**WHAT YOU SHOULD DO:** Make an exact copy of the entries below with the pictures removed.

**AVAILABLE DATA:**

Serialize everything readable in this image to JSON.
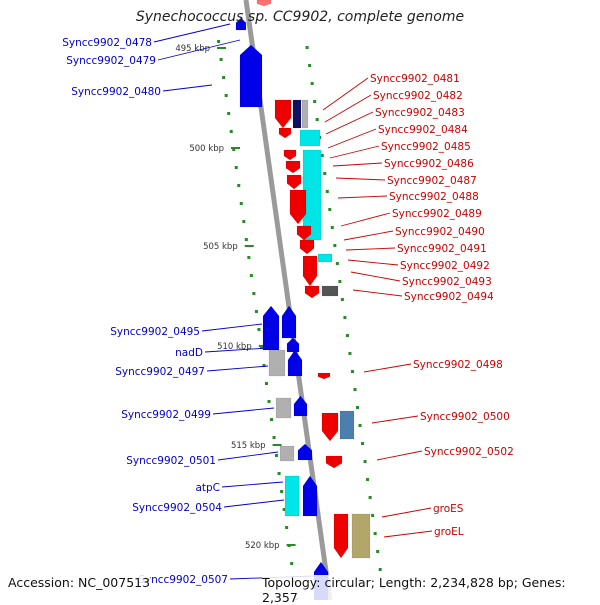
{
  "title": "Synechococcus sp. CC9902, complete genome",
  "footer": {
    "accession": "Accession: NC_007513",
    "topology": "Topology: circular; Length: 2,234,828 bp; Genes: 2,357"
  },
  "colors": {
    "backbone": "#9a9a9a",
    "ticks": "#2a8a2a",
    "left_labels": "#0000cc",
    "right_labels": "#cc0000",
    "forward_gene": "#0000e8",
    "reverse_gene": "#ee0000",
    "rna_cyan": "#00e6e6",
    "hypothetical_gray": "#b0b0b0",
    "dark_navy": "#101060",
    "steel_blue": "#4a7fb0",
    "olive": "#b3a66a"
  },
  "scale_ticks": [
    "495 kbp",
    "500 kbp",
    "505 kbp",
    "510 kbp",
    "515 kbp",
    "520 kbp"
  ],
  "left_labels": [
    "Syncc9902_0478",
    "Syncc9902_0479",
    "Syncc9902_0480",
    "Syncc9902_0495",
    "nadD",
    "Syncc9902_0497",
    "Syncc9902_0499",
    "Syncc9902_0501",
    "atpC",
    "Syncc9902_0504",
    "Syncc9902_0507"
  ],
  "right_labels": [
    "Syncc9902_0481",
    "Syncc9902_0482",
    "Syncc9902_0483",
    "Syncc9902_0484",
    "Syncc9902_0485",
    "Syncc9902_0486",
    "Syncc9902_0487",
    "Syncc9902_0488",
    "Syncc9902_0489",
    "Syncc9902_0490",
    "Syncc9902_0491",
    "Syncc9902_0492",
    "Syncc9902_0493",
    "Syncc9902_0494",
    "Syncc9902_0498",
    "Syncc9902_0500",
    "Syncc9902_0502",
    "groES",
    "groEL"
  ]
}
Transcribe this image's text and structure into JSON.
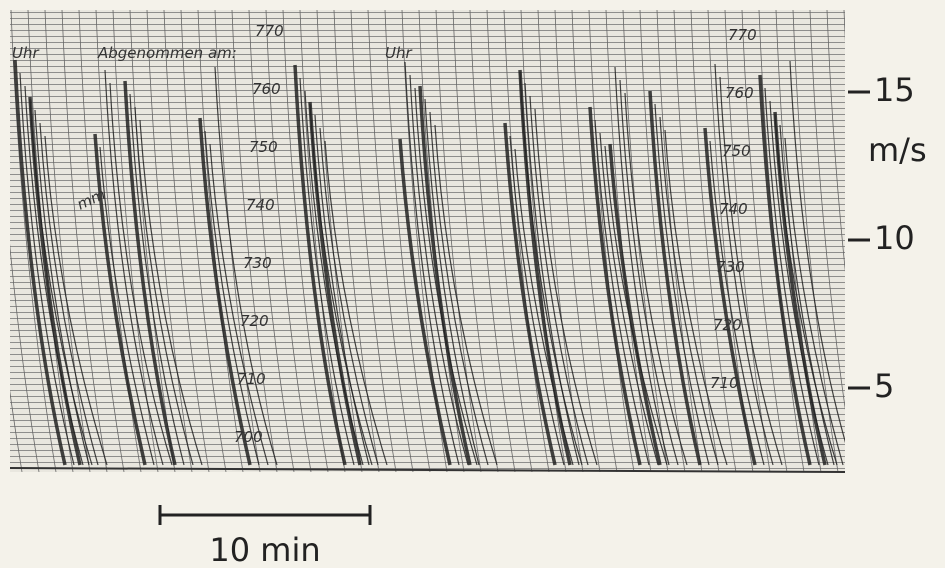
{
  "recorder_labels": {
    "left_uhr": "Uhr",
    "taken": "Abgenommen am:",
    "mm": "mm",
    "right_uhr": "Uhr",
    "left_scale": [
      "770",
      "760",
      "750",
      "740",
      "730",
      "720",
      "710",
      "700"
    ],
    "right_scale": [
      "770",
      "760",
      "750",
      "740",
      "730",
      "720",
      "710"
    ]
  },
  "axis": {
    "unit": "m/s",
    "ticks": [
      15,
      10,
      5
    ],
    "tick_positions": {
      "15": 92,
      "10": 240,
      "5": 388
    }
  },
  "scale_bar": {
    "label": "10 min"
  }
}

**REPLY:**
Serialize everything readable in this image to JSON.
{
  "title": "Synechococcus sp. CC9902, complete genome",
  "footer": {
    "accession": "Accession: NC_007513",
    "topology": "Topology: circular; Length: 2,234,828 bp; Genes: 2,357"
  },
  "colors": {
    "backbone": "#9a9a9a",
    "ticks": "#2a8a2a",
    "left_labels": "#0000cc",
    "right_labels": "#cc0000",
    "forward_gene": "#0000e8",
    "reverse_gene": "#ee0000",
    "rna_cyan": "#00e6e6",
    "hypothetical_gray": "#b0b0b0",
    "dark_navy": "#101060",
    "steel_blue": "#4a7fb0",
    "olive": "#b3a66a"
  },
  "scale_ticks": [
    "495 kbp",
    "500 kbp",
    "505 kbp",
    "510 kbp",
    "515 kbp",
    "520 kbp"
  ],
  "left_labels": [
    "Syncc9902_0478",
    "Syncc9902_0479",
    "Syncc9902_0480",
    "Syncc9902_0495",
    "nadD",
    "Syncc9902_0497",
    "Syncc9902_0499",
    "Syncc9902_0501",
    "atpC",
    "Syncc9902_0504",
    "Syncc9902_0507"
  ],
  "right_labels": [
    "Syncc9902_0481",
    "Syncc9902_0482",
    "Syncc9902_0483",
    "Syncc9902_0484",
    "Syncc9902_0485",
    "Syncc9902_0486",
    "Syncc9902_0487",
    "Syncc9902_0488",
    "Syncc9902_0489",
    "Syncc9902_0490",
    "Syncc9902_0491",
    "Syncc9902_0492",
    "Syncc9902_0493",
    "Syncc9902_0494",
    "Syncc9902_0498",
    "Syncc9902_0500",
    "Syncc9902_0502",
    "groES",
    "groEL"
  ]
}
Transcribe this image's text and structure into JSON.
{
  "recorder_labels": {
    "left_uhr": "Uhr",
    "taken": "Abgenommen am:",
    "mm": "mm",
    "right_uhr": "Uhr",
    "left_scale": [
      "770",
      "760",
      "750",
      "740",
      "730",
      "720",
      "710",
      "700"
    ],
    "right_scale": [
      "770",
      "760",
      "750",
      "740",
      "730",
      "720",
      "710"
    ]
  },
  "axis": {
    "unit": "m/s",
    "ticks": [
      15,
      10,
      5
    ],
    "tick_positions": {
      "15": 92,
      "10": 240,
      "5": 388
    }
  },
  "scale_bar": {
    "label": "10 min"
  }
}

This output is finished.